** Start DATA TO USE **

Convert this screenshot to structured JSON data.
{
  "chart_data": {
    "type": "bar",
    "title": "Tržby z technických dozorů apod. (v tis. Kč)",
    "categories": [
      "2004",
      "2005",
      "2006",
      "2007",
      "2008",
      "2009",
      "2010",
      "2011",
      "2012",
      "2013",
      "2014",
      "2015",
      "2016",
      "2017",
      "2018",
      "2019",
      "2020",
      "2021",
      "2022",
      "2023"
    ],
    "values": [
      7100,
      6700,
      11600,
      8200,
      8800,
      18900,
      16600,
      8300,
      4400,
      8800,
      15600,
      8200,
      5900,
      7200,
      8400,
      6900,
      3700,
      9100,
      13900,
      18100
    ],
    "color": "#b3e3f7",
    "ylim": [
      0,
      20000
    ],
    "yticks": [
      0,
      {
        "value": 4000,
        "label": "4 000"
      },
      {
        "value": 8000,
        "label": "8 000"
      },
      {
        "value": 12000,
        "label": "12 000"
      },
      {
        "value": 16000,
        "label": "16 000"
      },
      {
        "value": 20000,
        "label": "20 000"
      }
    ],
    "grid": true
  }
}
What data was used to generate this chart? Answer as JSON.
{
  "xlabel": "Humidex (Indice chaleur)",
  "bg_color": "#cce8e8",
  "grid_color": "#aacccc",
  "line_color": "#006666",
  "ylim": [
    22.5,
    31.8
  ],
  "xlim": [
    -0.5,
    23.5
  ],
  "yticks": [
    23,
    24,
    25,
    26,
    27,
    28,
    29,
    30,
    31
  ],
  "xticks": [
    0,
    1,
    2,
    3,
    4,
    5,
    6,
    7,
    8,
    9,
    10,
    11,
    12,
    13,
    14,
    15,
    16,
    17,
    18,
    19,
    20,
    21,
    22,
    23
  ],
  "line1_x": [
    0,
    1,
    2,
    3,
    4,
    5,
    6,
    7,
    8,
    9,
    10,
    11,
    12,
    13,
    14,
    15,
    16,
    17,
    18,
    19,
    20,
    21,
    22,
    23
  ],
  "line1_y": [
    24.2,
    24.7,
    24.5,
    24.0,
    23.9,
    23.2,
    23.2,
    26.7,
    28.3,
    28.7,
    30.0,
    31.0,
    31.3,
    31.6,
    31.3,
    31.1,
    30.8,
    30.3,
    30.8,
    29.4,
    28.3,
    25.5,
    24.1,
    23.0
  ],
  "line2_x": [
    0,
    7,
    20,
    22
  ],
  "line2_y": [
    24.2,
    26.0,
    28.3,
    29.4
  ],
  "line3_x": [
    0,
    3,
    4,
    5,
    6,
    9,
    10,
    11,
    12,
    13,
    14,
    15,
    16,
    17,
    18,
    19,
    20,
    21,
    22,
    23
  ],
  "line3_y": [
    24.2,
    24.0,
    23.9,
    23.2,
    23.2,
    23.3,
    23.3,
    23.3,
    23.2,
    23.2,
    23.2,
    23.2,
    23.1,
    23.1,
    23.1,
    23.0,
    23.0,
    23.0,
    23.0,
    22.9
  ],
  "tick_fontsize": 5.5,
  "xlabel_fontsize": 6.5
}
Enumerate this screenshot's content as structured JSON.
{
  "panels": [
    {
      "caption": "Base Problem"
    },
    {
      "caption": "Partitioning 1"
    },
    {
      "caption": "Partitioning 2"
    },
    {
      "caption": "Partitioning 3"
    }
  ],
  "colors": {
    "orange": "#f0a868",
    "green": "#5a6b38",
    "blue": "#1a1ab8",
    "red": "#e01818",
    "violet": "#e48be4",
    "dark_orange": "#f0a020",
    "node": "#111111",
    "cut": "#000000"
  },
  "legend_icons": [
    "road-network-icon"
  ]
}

** End DATA TO USE **

Using the material above, copy every line in which the string "this" occurs.

**RESULT OF THE TASK**
Convert this screenshot to structured JSON data.
What data was used to generate this chart? Answer as JSON.
Enumerate this screenshot's content as structured JSON.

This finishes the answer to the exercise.